### Stored data
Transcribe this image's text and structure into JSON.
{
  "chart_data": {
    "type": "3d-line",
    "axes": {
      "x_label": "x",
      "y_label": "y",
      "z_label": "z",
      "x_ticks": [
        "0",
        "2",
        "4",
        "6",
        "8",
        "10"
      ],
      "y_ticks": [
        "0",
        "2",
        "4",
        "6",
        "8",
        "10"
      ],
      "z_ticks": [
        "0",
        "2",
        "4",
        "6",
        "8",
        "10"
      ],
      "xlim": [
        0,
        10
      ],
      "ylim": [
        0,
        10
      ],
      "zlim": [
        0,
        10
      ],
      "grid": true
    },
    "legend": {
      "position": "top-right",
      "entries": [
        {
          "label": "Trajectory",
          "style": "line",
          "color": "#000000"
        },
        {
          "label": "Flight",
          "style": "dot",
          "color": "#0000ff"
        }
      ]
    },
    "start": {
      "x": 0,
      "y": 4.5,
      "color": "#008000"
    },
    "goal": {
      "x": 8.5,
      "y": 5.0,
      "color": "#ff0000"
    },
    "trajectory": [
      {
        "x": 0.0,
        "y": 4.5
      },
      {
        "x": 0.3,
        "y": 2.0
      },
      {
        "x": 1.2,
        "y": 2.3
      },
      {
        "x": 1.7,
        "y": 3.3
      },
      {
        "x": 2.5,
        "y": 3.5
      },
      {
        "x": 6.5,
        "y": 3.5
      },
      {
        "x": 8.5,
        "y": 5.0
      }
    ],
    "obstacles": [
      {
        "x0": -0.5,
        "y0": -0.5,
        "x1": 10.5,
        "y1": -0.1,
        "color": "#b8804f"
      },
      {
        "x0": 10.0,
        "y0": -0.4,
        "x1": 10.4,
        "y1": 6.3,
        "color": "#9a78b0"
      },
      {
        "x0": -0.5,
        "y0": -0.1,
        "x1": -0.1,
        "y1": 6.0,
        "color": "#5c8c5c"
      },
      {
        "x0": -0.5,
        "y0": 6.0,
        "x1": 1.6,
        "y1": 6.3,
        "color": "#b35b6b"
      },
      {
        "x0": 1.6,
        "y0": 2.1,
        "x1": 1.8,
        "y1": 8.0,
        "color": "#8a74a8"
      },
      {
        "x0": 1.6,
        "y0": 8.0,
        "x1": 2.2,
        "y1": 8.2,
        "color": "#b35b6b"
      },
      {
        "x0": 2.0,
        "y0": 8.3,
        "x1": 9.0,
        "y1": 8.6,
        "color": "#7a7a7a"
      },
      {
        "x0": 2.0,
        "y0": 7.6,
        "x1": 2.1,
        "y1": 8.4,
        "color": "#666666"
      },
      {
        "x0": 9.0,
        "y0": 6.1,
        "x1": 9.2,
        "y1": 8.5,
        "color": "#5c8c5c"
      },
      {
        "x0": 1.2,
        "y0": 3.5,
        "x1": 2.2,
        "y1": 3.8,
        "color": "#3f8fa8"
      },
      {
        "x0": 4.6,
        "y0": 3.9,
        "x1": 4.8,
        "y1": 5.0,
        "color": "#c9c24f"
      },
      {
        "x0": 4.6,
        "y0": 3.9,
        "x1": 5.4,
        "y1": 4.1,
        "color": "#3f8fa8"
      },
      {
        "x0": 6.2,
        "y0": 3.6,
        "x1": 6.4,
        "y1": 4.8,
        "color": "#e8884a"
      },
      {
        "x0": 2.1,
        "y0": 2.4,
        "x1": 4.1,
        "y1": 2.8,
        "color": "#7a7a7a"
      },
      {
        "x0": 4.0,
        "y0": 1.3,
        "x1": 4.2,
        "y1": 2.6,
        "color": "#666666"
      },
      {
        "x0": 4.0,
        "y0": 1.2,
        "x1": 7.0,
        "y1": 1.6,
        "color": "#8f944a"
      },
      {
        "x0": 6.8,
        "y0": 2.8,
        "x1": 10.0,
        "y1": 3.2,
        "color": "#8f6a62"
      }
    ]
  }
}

### GIVEN REQUEST
Reproduce all of the records exactly.

### WRITTEN ANSWER
Transcribe this image's text and structure into JSON.
{
  "chart_data": {
    "type": "3d-line",
    "axes": {
      "x_label": "x",
      "y_label": "y",
      "z_label": "z",
      "x_ticks": [
        "0",
        "2",
        "4",
        "6",
        "8",
        "10"
      ],
      "y_ticks": [
        "0",
        "2",
        "4",
        "6",
        "8",
        "10"
      ],
      "z_ticks": [
        "0",
        "2",
        "4",
        "6",
        "8",
        "10"
      ],
      "xlim": [
        0,
        10
      ],
      "ylim": [
        0,
        10
      ],
      "zlim": [
        0,
        10
      ],
      "grid": true
    },
    "legend": {
      "position": "top-right",
      "entries": [
        {
          "label": "Trajectory",
          "style": "line",
          "color": "#000000"
        },
        {
          "label": "Flight",
          "style": "dot",
          "color": "#0000ff"
        }
      ]
    },
    "start": {
      "x": 0,
      "y": 4.5,
      "color": "#008000"
    },
    "goal": {
      "x": 8.5,
      "y": 5.0,
      "color": "#ff0000"
    },
    "trajectory": [
      {
        "x": 0.0,
        "y": 4.5
      },
      {
        "x": 0.3,
        "y": 2.0
      },
      {
        "x": 1.2,
        "y": 2.3
      },
      {
        "x": 1.7,
        "y": 3.3
      },
      {
        "x": 2.5,
        "y": 3.5
      },
      {
        "x": 6.5,
        "y": 3.5
      },
      {
        "x": 8.5,
        "y": 5.0
      }
    ],
    "obstacles": [
      {
        "x0": -0.5,
        "y0": -0.5,
        "x1": 10.5,
        "y1": -0.1,
        "color": "#b8804f"
      },
      {
        "x0": 10.0,
        "y0": -0.4,
        "x1": 10.4,
        "y1": 6.3,
        "color": "#9a78b0"
      },
      {
        "x0": -0.5,
        "y0": -0.1,
        "x1": -0.1,
        "y1": 6.0,
        "color": "#5c8c5c"
      },
      {
        "x0": -0.5,
        "y0": 6.0,
        "x1": 1.6,
        "y1": 6.3,
        "color": "#b35b6b"
      },
      {
        "x0": 1.6,
        "y0": 2.1,
        "x1": 1.8,
        "y1": 8.0,
        "color": "#8a74a8"
      },
      {
        "x0": 1.6,
        "y0": 8.0,
        "x1": 2.2,
        "y1": 8.2,
        "color": "#b35b6b"
      },
      {
        "x0": 2.0,
        "y0": 8.3,
        "x1": 9.0,
        "y1": 8.6,
        "color": "#7a7a7a"
      },
      {
        "x0": 2.0,
        "y0": 7.6,
        "x1": 2.1,
        "y1": 8.4,
        "color": "#666666"
      },
      {
        "x0": 9.0,
        "y0": 6.1,
        "x1": 9.2,
        "y1": 8.5,
        "color": "#5c8c5c"
      },
      {
        "x0": 1.2,
        "y0": 3.5,
        "x1": 2.2,
        "y1": 3.8,
        "color": "#3f8fa8"
      },
      {
        "x0": 4.6,
        "y0": 3.9,
        "x1": 4.8,
        "y1": 5.0,
        "color": "#c9c24f"
      },
      {
        "x0": 4.6,
        "y0": 3.9,
        "x1": 5.4,
        "y1": 4.1,
        "color": "#3f8fa8"
      },
      {
        "x0": 6.2,
        "y0": 3.6,
        "x1": 6.4,
        "y1": 4.8,
        "color": "#e8884a"
      },
      {
        "x0": 2.1,
        "y0": 2.4,
        "x1": 4.1,
        "y1": 2.8,
        "color": "#7a7a7a"
      },
      {
        "x0": 4.0,
        "y0": 1.3,
        "x1": 4.2,
        "y1": 2.6,
        "color": "#666666"
      },
      {
        "x0": 4.0,
        "y0": 1.2,
        "x1": 7.0,
        "y1": 1.6,
        "color": "#8f944a"
      },
      {
        "x0": 6.8,
        "y0": 2.8,
        "x1": 10.0,
        "y1": 3.2,
        "color": "#8f6a62"
      }
    ]
  }
}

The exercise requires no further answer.